**SET PROBLEM:**
Work out how many lines of the records contain "Group". Answer with the number and nothing else.

--- START ITEMS ---

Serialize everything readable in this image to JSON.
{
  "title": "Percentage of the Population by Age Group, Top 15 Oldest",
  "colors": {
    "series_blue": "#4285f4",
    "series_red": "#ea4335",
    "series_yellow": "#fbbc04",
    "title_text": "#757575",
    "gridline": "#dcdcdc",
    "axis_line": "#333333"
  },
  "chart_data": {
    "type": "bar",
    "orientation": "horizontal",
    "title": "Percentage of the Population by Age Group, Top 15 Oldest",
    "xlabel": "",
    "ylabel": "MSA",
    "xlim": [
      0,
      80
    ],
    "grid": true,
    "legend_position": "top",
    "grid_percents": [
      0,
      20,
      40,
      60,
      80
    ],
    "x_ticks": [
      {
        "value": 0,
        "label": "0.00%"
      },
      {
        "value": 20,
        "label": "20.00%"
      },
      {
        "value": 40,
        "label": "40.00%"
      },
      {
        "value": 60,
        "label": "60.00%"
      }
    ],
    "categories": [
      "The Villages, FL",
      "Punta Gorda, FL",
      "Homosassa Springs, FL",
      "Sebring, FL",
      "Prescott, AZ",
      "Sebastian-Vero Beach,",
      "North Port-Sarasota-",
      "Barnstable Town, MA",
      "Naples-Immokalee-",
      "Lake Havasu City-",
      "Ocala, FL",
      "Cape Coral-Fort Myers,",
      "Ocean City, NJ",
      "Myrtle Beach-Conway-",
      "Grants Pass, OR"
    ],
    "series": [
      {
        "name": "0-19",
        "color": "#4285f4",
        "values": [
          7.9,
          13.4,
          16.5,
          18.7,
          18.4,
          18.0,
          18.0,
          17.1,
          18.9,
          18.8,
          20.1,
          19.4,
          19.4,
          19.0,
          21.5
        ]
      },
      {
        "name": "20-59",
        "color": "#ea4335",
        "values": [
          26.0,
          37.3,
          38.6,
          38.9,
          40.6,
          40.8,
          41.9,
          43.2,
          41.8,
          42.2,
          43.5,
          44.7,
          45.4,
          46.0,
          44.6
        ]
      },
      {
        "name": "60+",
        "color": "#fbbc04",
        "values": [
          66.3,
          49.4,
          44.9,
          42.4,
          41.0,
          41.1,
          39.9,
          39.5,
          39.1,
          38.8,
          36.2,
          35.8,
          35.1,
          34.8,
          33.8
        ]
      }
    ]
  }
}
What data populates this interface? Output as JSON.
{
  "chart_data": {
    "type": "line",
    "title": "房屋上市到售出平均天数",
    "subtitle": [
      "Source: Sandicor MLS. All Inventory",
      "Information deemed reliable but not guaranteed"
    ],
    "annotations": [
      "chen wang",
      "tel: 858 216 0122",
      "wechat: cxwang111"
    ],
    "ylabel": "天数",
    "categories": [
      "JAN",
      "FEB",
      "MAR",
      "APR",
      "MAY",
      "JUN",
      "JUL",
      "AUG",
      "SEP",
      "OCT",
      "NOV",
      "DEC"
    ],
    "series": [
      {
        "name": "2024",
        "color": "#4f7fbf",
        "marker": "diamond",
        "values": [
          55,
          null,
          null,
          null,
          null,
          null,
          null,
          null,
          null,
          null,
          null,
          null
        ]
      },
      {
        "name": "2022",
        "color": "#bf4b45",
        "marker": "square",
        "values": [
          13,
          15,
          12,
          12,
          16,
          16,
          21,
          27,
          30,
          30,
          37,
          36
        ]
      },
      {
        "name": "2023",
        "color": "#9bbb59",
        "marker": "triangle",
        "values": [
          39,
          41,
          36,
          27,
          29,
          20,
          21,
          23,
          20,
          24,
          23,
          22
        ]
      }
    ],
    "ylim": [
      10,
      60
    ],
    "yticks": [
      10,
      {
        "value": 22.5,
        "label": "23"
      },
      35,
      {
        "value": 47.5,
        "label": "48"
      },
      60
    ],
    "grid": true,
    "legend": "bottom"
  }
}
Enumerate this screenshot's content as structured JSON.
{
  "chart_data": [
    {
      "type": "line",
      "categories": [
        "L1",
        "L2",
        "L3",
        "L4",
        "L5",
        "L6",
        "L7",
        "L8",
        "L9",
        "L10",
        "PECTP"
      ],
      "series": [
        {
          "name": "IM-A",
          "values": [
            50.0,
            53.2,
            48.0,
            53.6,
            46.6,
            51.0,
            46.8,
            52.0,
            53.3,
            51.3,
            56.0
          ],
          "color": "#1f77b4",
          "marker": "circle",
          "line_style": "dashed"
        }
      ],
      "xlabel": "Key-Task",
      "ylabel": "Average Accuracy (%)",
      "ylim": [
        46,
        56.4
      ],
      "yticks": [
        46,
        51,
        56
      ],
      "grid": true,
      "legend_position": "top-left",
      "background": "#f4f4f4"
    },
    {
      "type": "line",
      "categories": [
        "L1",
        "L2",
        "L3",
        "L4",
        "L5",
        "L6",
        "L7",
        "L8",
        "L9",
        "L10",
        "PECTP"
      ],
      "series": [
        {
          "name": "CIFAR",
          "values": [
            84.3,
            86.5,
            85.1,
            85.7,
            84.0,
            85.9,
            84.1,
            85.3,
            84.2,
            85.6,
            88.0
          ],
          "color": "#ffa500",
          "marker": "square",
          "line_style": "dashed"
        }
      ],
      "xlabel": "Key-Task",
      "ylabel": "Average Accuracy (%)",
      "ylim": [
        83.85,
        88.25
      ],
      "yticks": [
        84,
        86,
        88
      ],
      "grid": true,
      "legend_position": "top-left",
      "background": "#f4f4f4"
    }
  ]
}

--- END ITEMS ---

**IN RESPONSE:**
2